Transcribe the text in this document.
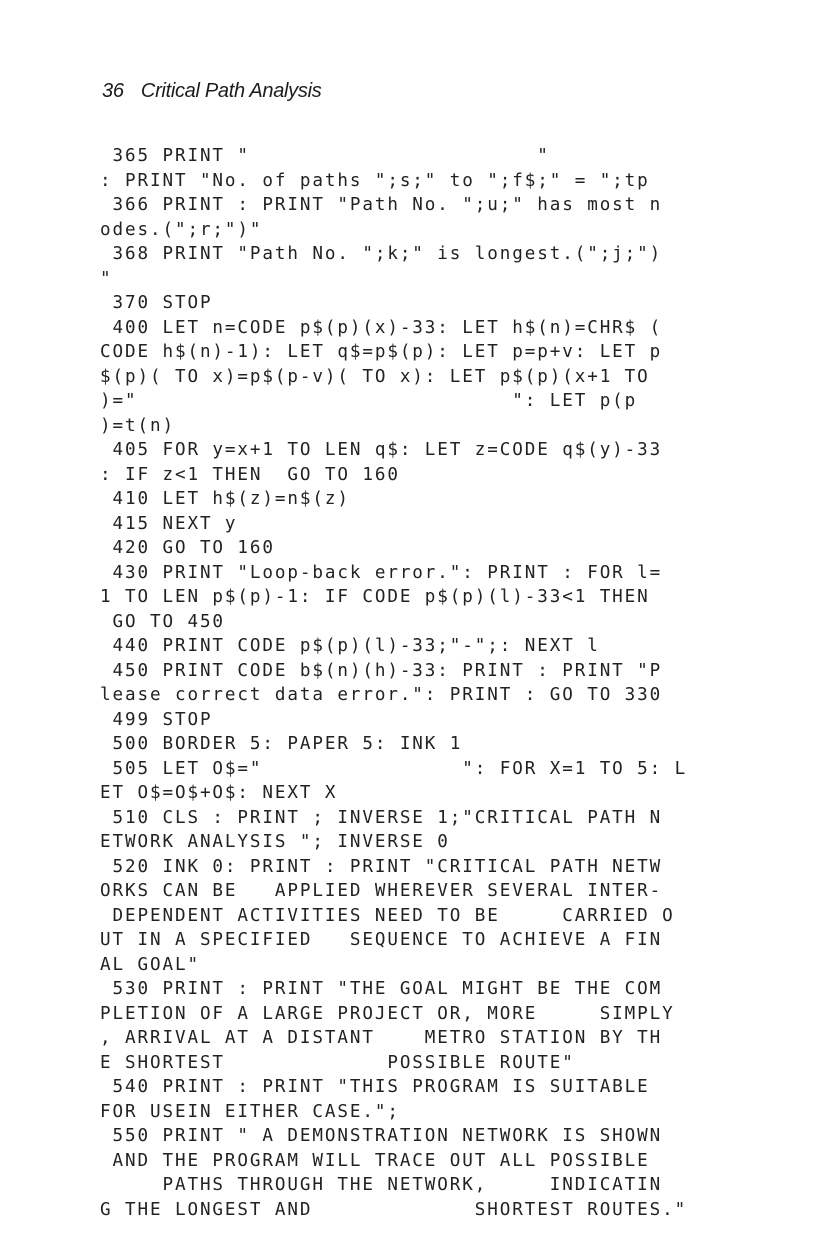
36 Critical Path Analysis
365 PRINT "                       "
: PRINT "No. of paths ";s;" to ";f$;" = ";tp
366 PRINT : PRINT "Path No. ";u;" has most n
odes.(";r;")"
368 PRINT "Path No. ";k;" is longest.(";j;")
"
370 STOP
400 LET n=CODE p$(p)(x)-33: LET h$(n)=CHR$ (
CODE h$(n)-1): LET q$=p$(p): LET p=p+v: LET p
$(p)( TO x)=p$(p-v)( TO x): LET p$(p)(x+1 TO
)="                              ": LET p(p
)=t(n)
405 FOR y=x+1 TO LEN q$: LET z=CODE q$(y)-33
: IF z<1 THEN  GO TO 160
410 LET h$(z)=n$(z)
415 NEXT y
420 GO TO 160
430 PRINT "Loop-back error.": PRINT : FOR l=
1 TO LEN p$(p)-1: IF CODE p$(p)(l)-33<1 THEN
GO TO 450
440 PRINT CODE p$(p)(l)-33;"-";: NEXT l
450 PRINT CODE b$(n)(h)-33: PRINT : PRINT "P
lease correct data error.": PRINT : GO TO 330
499 STOP
500 BORDER 5: PAPER 5: INK 1
505 LET O$="                ": FOR X=1 TO 5: L
ET O$=O$+O$: NEXT X
510 CLS : PRINT ; INVERSE 1;"CRITICAL PATH N
ETWORK ANALYSIS "; INVERSE 0
520 INK 0: PRINT : PRINT "CRITICAL PATH NETW
ORKS CAN BE   APPLIED WHEREVER SEVERAL INTER-
DEPENDENT ACTIVITIES NEED TO BE     CARRIED O
UT IN A SPECIFIED   SEQUENCE TO ACHIEVE A FIN
AL GOAL"
530 PRINT : PRINT "THE GOAL MIGHT BE THE COM
PLETION OF A LARGE PROJECT OR, MORE     SIMPLY
, ARRIVAL AT A DISTANT    METRO STATION BY TH
E SHORTEST             POSSIBLE ROUTE"
540 PRINT : PRINT "THIS PROGRAM IS SUITABLE
FOR USEIN EITHER CASE.";
550 PRINT " A DEMONSTRATION NETWORK IS SHOWN
AND THE PROGRAM WILL TRACE OUT ALL POSSIBLE
PATHS THROUGH THE NETWORK,     INDICATIN
G THE LONGEST AND             SHORTEST ROUTES."
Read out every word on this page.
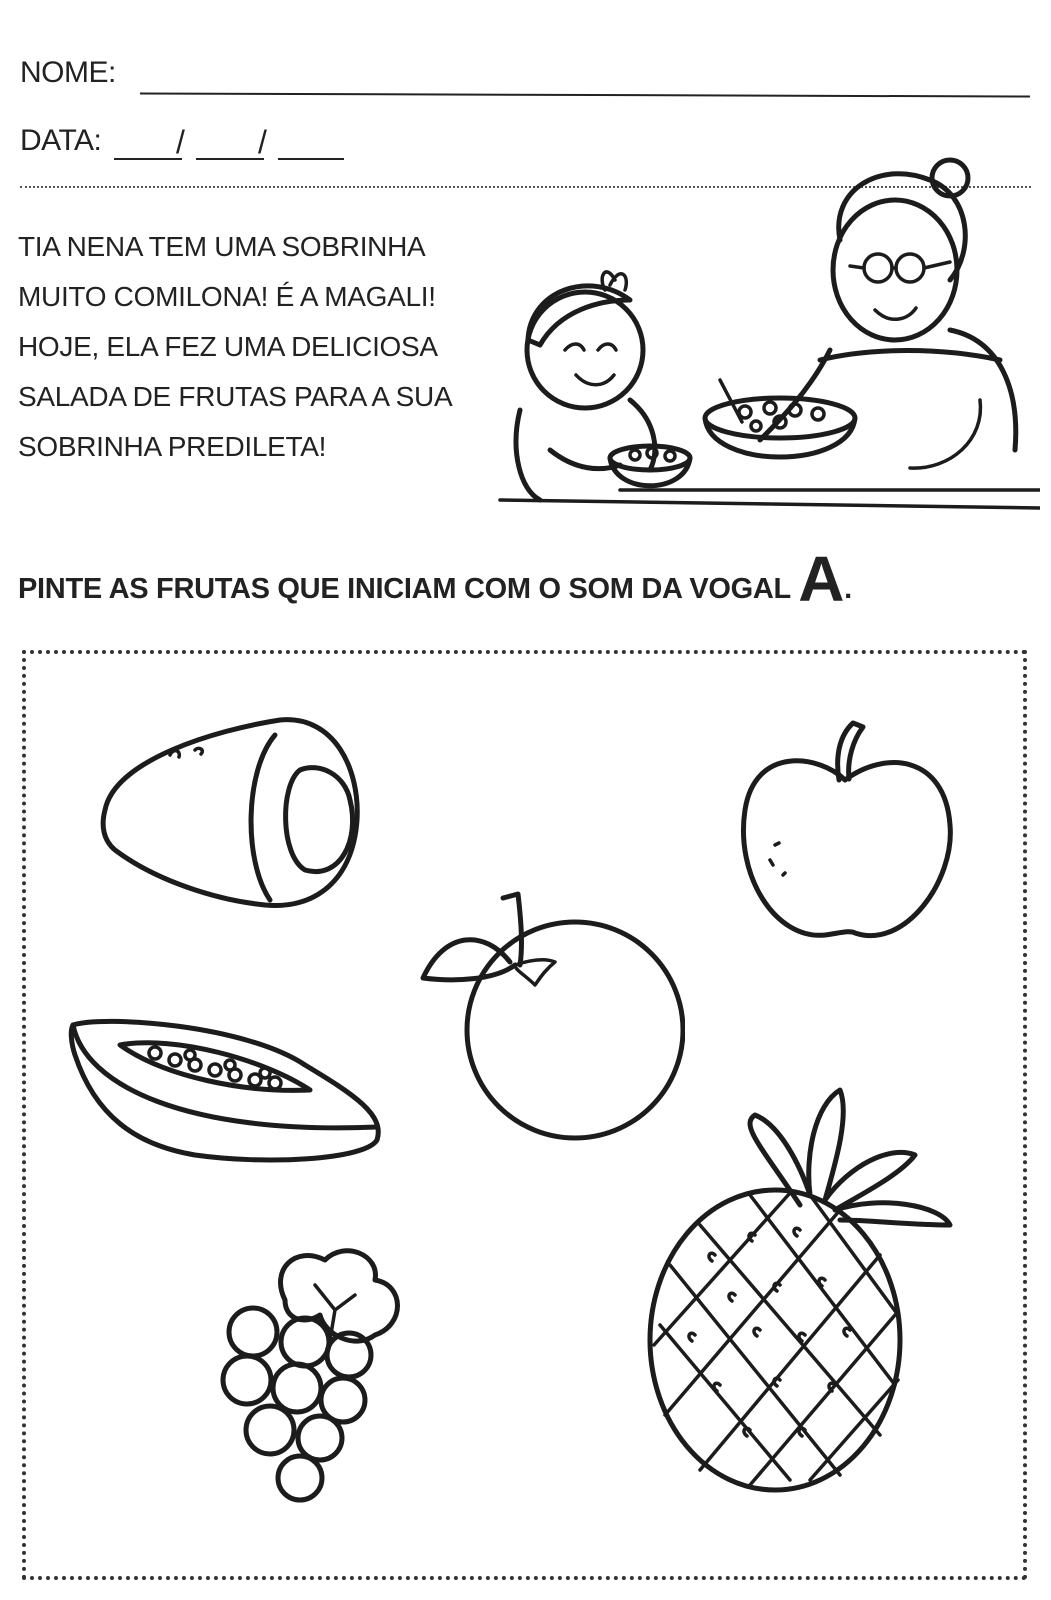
NOME:
DATA: / /
TIA NENA TEM UMA SOBRINHA
MUITO COMILONA! É A MAGALI!
HOJE, ELA FEZ UMA DELICIOSA
SALADA DE FRUTAS PARA A SUA
SOBRINHA PREDILETA!
PINTE AS FRUTAS QUE INICIAM COM O SOM DA VOGAL A.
# # # #
▸ **INSTRUCTION**:
Select every line above that contains the word "SOBRINHA", and copy it.

▸ **TASK RESULT**:
TIA NENA TEM UMA SOBRINHA
SOBRINHA PREDILETA!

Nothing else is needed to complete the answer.